Excerpt from a dataset

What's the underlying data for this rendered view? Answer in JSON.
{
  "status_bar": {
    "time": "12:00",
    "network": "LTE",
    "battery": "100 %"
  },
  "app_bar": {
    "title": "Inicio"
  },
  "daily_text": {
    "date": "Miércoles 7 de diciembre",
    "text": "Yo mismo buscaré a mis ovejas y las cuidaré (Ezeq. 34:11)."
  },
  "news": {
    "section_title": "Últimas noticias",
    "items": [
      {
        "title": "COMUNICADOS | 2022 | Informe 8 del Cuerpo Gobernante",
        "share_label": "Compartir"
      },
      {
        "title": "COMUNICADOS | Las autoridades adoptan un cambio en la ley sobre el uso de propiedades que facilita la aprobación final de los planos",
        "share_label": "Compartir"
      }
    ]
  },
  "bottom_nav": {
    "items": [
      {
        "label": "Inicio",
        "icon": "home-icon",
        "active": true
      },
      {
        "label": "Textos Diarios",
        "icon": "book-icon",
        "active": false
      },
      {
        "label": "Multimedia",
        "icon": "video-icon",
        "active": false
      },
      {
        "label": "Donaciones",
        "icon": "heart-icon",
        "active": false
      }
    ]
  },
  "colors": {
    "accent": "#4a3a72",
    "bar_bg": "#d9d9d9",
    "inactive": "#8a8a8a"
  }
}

**What is expected**:
Copy out all of the records above with nothing altered.

**Answer to this task**:
What's the underlying data for this rendered view? Answer in JSON.
{
  "status_bar": {
    "time": "12:00",
    "network": "LTE",
    "battery": "100 %"
  },
  "app_bar": {
    "title": "Inicio"
  },
  "daily_text": {
    "date": "Miércoles 7 de diciembre",
    "text": "Yo mismo buscaré a mis ovejas y las cuidaré (Ezeq. 34:11)."
  },
  "news": {
    "section_title": "Últimas noticias",
    "items": [
      {
        "title": "COMUNICADOS | 2022 | Informe 8 del Cuerpo Gobernante",
        "share_label": "Compartir"
      },
      {
        "title": "COMUNICADOS | Las autoridades adoptan un cambio en la ley sobre el uso de propiedades que facilita la aprobación final de los planos",
        "share_label": "Compartir"
      }
    ]
  },
  "bottom_nav": {
    "items": [
      {
        "label": "Inicio",
        "icon": "home-icon",
        "active": true
      },
      {
        "label": "Textos Diarios",
        "icon": "book-icon",
        "active": false
      },
      {
        "label": "Multimedia",
        "icon": "video-icon",
        "active": false
      },
      {
        "label": "Donaciones",
        "icon": "heart-icon",
        "active": false
      }
    ]
  },
  "colors": {
    "accent": "#4a3a72",
    "bar_bg": "#d9d9d9",
    "inactive": "#8a8a8a"
  }
}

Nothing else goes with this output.